>> begin DATASET
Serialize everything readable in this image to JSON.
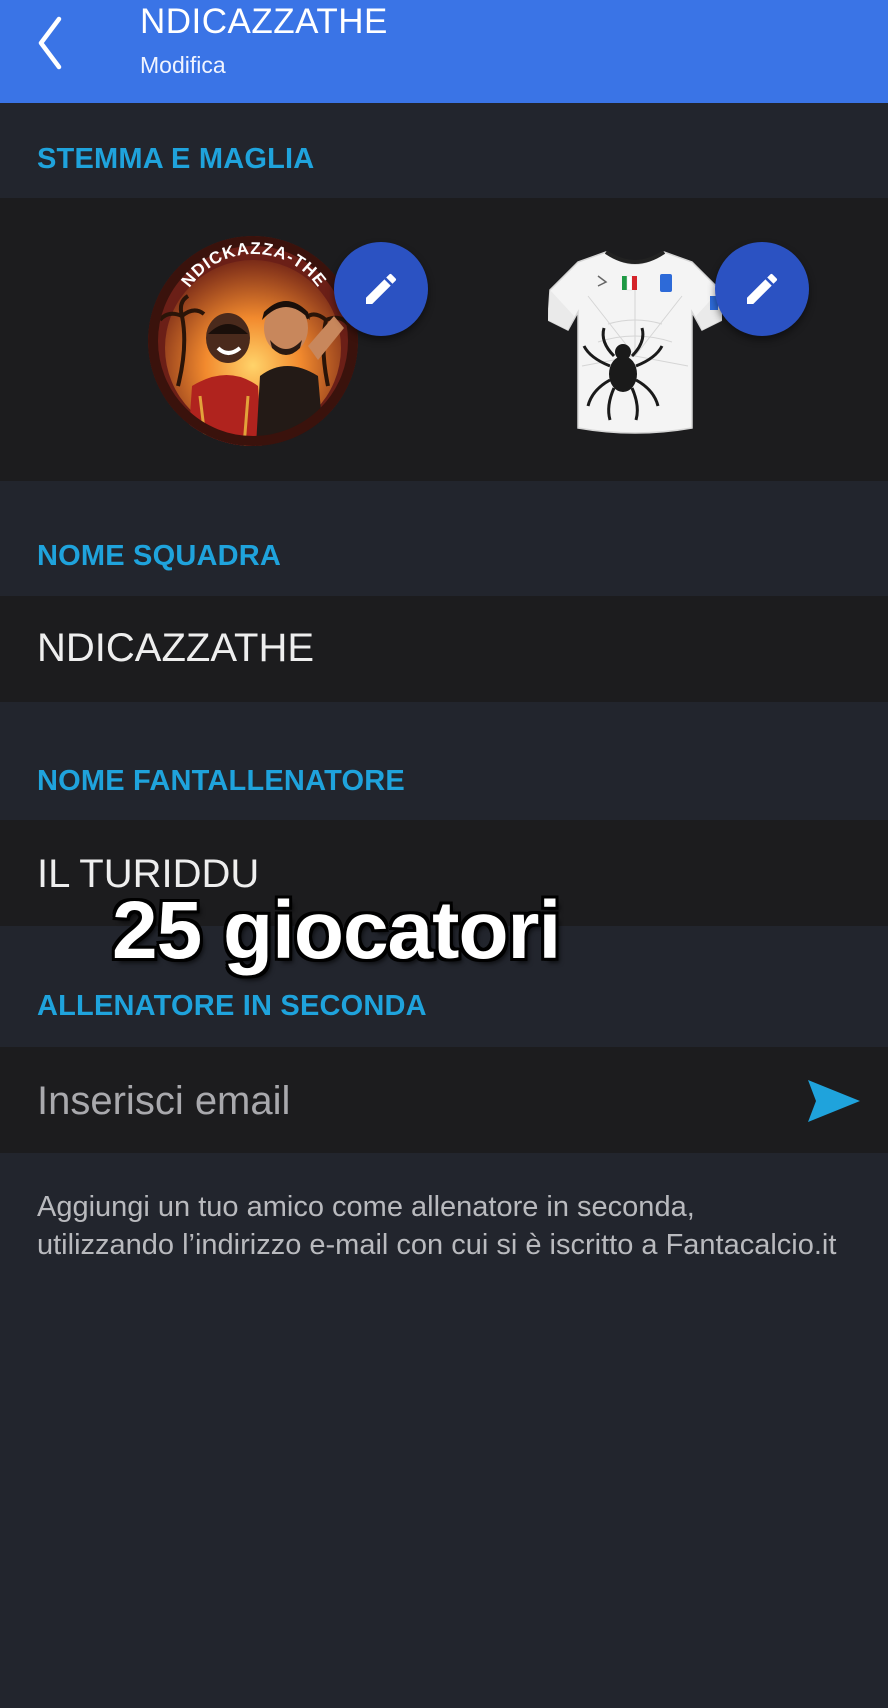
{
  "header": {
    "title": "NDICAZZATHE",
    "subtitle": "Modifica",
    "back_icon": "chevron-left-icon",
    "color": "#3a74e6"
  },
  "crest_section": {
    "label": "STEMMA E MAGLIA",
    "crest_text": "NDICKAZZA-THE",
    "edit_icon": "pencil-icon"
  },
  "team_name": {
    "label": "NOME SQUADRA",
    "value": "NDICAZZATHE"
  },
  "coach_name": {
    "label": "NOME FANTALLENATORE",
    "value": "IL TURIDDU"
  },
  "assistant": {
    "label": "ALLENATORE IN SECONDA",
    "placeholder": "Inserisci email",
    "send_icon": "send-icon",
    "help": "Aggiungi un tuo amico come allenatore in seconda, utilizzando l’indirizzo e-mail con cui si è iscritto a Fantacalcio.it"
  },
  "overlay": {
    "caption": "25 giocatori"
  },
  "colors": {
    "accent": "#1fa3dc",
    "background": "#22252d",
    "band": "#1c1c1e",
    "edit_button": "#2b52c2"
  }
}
>> end DATASET
Except for the pictures, copy every line of the records above exactly.

Serialize everything readable in this image to JSON.
{
  "header": {
    "title": "NDICAZZATHE",
    "subtitle": "Modifica",
    "back_icon": "chevron-left-icon",
    "color": "#3a74e6"
  },
  "crest_section": {
    "label": "STEMMA E MAGLIA",
    "crest_text": "NDICKAZZA-THE",
    "edit_icon": "pencil-icon"
  },
  "team_name": {
    "label": "NOME SQUADRA",
    "value": "NDICAZZATHE"
  },
  "coach_name": {
    "label": "NOME FANTALLENATORE",
    "value": "IL TURIDDU"
  },
  "assistant": {
    "label": "ALLENATORE IN SECONDA",
    "placeholder": "Inserisci email",
    "send_icon": "send-icon",
    "help": "Aggiungi un tuo amico come allenatore in seconda, utilizzando l’indirizzo e-mail con cui si è iscritto a Fantacalcio.it"
  },
  "overlay": {
    "caption": "25 giocatori"
  },
  "colors": {
    "accent": "#1fa3dc",
    "background": "#22252d",
    "band": "#1c1c1e",
    "edit_button": "#2b52c2"
  }
}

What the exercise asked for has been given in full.